EXERCISE AIM:
Copy out the lines that have "submenu" in them.

LISTED ENTRIES:

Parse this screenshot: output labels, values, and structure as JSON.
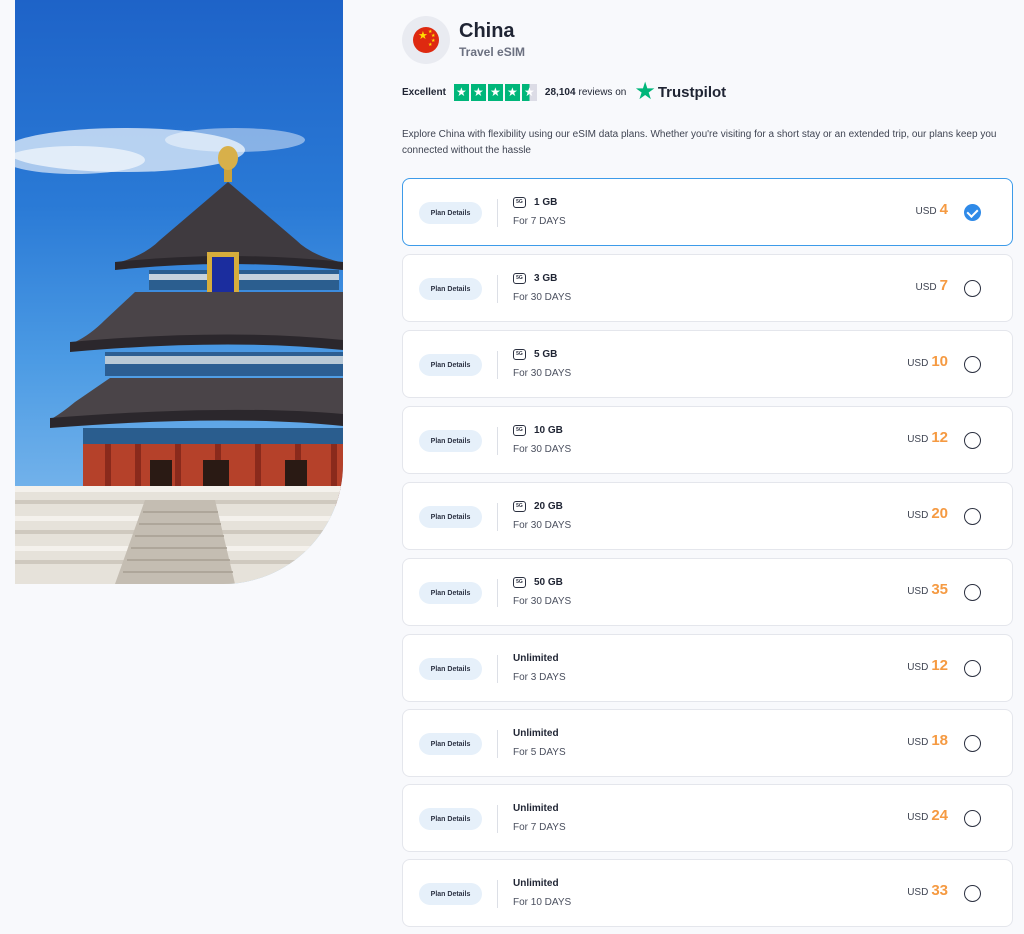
{
  "header": {
    "flag_icon": "china-flag-icon",
    "title": "China",
    "subtitle": "Travel eSIM"
  },
  "rating": {
    "label": "Excellent",
    "stars": 4.5,
    "review_count": "28,104",
    "review_suffix": "reviews on",
    "brand": "Trustpilot",
    "brand_color": "#00b67a"
  },
  "description": "Explore China with flexibility using our eSIM data plans. Whether you're visiting for a short stay or an extended trip, our plans keep you connected without the hassle",
  "colors": {
    "price_accent": "#f59a42",
    "selected_border": "#3d9be9",
    "check_fill": "#2f8ae8",
    "pill_bg": "#e6f0fa"
  },
  "plans": [
    {
      "details_label": "Plan Details",
      "network_badge": "5G",
      "data": "1 GB",
      "duration": "For 7 DAYS",
      "currency": "USD",
      "price": "4",
      "selected": true
    },
    {
      "details_label": "Plan Details",
      "network_badge": "5G",
      "data": "3 GB",
      "duration": "For 30 DAYS",
      "currency": "USD",
      "price": "7",
      "selected": false
    },
    {
      "details_label": "Plan Details",
      "network_badge": "5G",
      "data": "5 GB",
      "duration": "For 30 DAYS",
      "currency": "USD",
      "price": "10",
      "selected": false
    },
    {
      "details_label": "Plan Details",
      "network_badge": "5G",
      "data": "10 GB",
      "duration": "For 30 DAYS",
      "currency": "USD",
      "price": "12",
      "selected": false
    },
    {
      "details_label": "Plan Details",
      "network_badge": "5G",
      "data": "20 GB",
      "duration": "For 30 DAYS",
      "currency": "USD",
      "price": "20",
      "selected": false
    },
    {
      "details_label": "Plan Details",
      "network_badge": "5G",
      "data": "50 GB",
      "duration": "For 30 DAYS",
      "currency": "USD",
      "price": "35",
      "selected": false
    },
    {
      "details_label": "Plan Details",
      "network_badge": "",
      "data": "Unlimited",
      "duration": "For 3 DAYS",
      "currency": "USD",
      "price": "12",
      "selected": false
    },
    {
      "details_label": "Plan Details",
      "network_badge": "",
      "data": "Unlimited",
      "duration": "For 5 DAYS",
      "currency": "USD",
      "price": "18",
      "selected": false
    },
    {
      "details_label": "Plan Details",
      "network_badge": "",
      "data": "Unlimited",
      "duration": "For 7 DAYS",
      "currency": "USD",
      "price": "24",
      "selected": false
    },
    {
      "details_label": "Plan Details",
      "network_badge": "",
      "data": "Unlimited",
      "duration": "For 10 DAYS",
      "currency": "USD",
      "price": "33",
      "selected": false
    }
  ]
}
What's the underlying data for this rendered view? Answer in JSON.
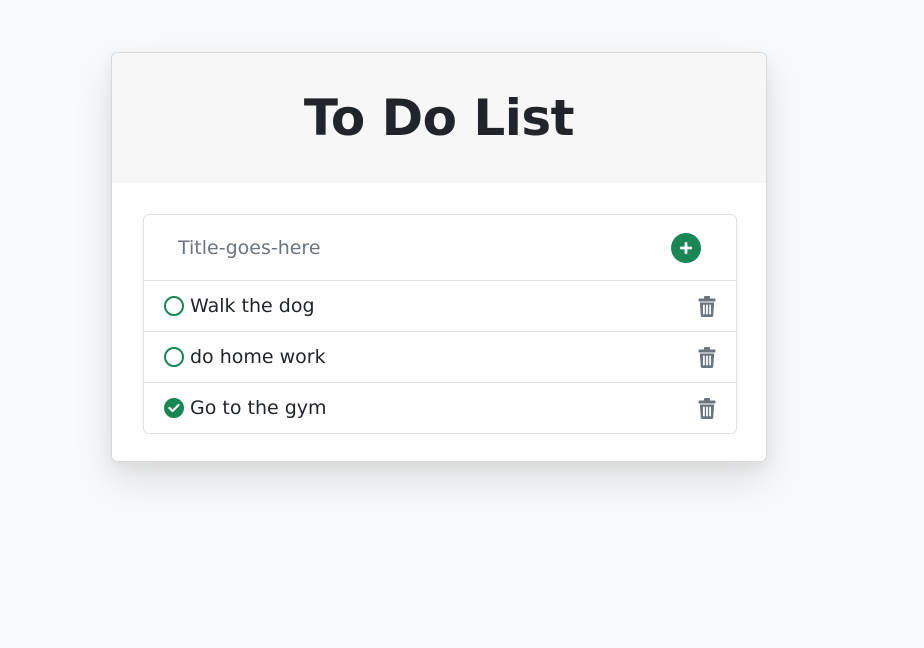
{
  "header": {
    "title": "To Do List"
  },
  "new_item": {
    "placeholder": "Title-goes-here",
    "value": "",
    "add_icon": "plus-circle-icon"
  },
  "todos": [
    {
      "text": "Walk the dog",
      "completed": false
    },
    {
      "text": "do home work",
      "completed": false
    },
    {
      "text": "Go to the gym",
      "completed": true
    }
  ],
  "icons": {
    "unchecked": "circle-icon",
    "checked": "check-circle-icon",
    "delete": "trash-icon"
  },
  "colors": {
    "accent": "#198754",
    "icon_muted": "#6c757d",
    "header_bg": "#f7f7f7",
    "page_bg": "#f8f9fa"
  }
}
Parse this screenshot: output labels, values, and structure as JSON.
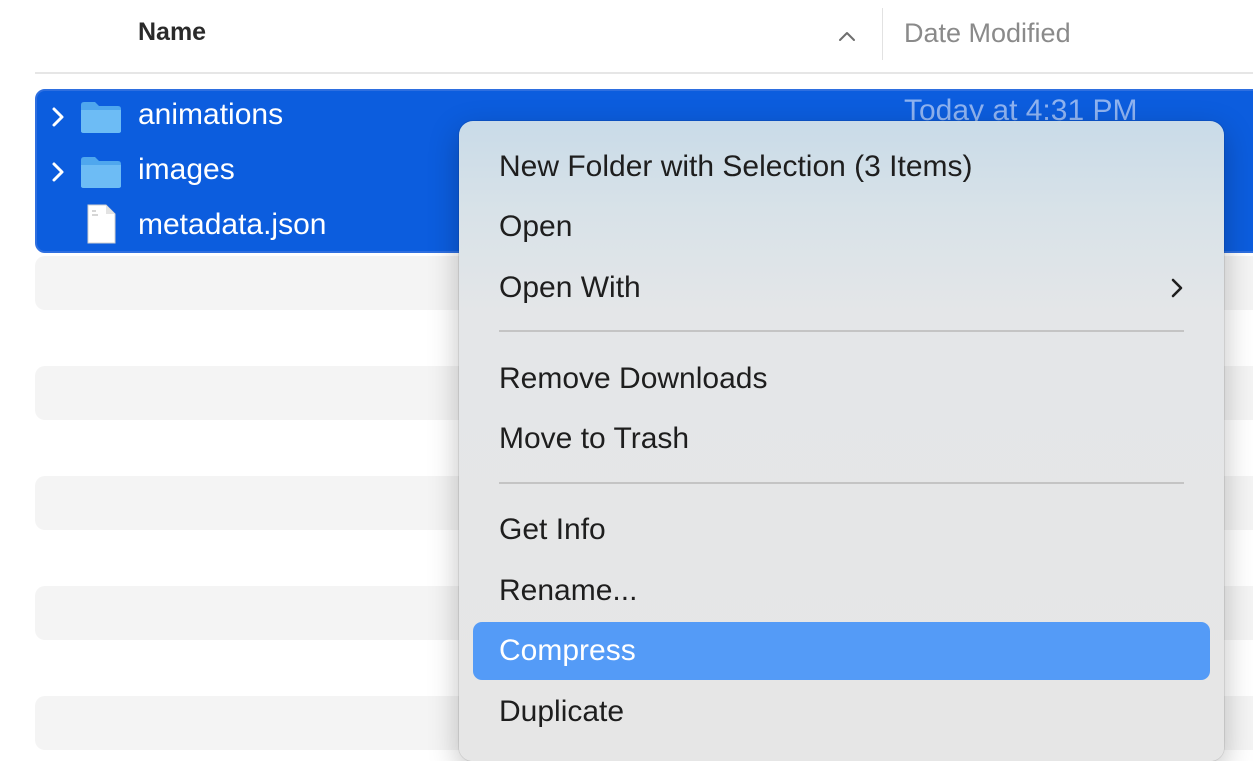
{
  "columns": {
    "name_label": "Name",
    "date_label": "Date Modified"
  },
  "files": [
    {
      "name": "animations",
      "kind": "folder",
      "date": "Today at 4:31 PM",
      "expandable": true
    },
    {
      "name": "images",
      "kind": "folder",
      "date": "",
      "expandable": true
    },
    {
      "name": "metadata.json",
      "kind": "document",
      "date": "",
      "expandable": false
    }
  ],
  "context_menu": {
    "items": [
      {
        "label": "New Folder with Selection (3 Items)"
      },
      {
        "label": "Open"
      },
      {
        "label": "Open With",
        "submenu": true
      },
      {
        "label": "Remove Downloads"
      },
      {
        "label": "Move to Trash"
      },
      {
        "label": "Get Info"
      },
      {
        "label": "Rename..."
      },
      {
        "label": "Compress",
        "highlighted": true
      },
      {
        "label": "Duplicate"
      }
    ]
  },
  "colors": {
    "selection": "#0c5dde",
    "menu_highlight": "#549bf7",
    "folder": "#5ab3f2"
  },
  "icons": {
    "sort": "chevron-up-icon",
    "disclosure": "chevron-right-icon",
    "folder": "folder-icon",
    "document": "document-icon",
    "submenu": "chevron-right-icon"
  }
}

CORRECT ANSWER:
        "submenu": true
    "submenu": "chevron-right-icon"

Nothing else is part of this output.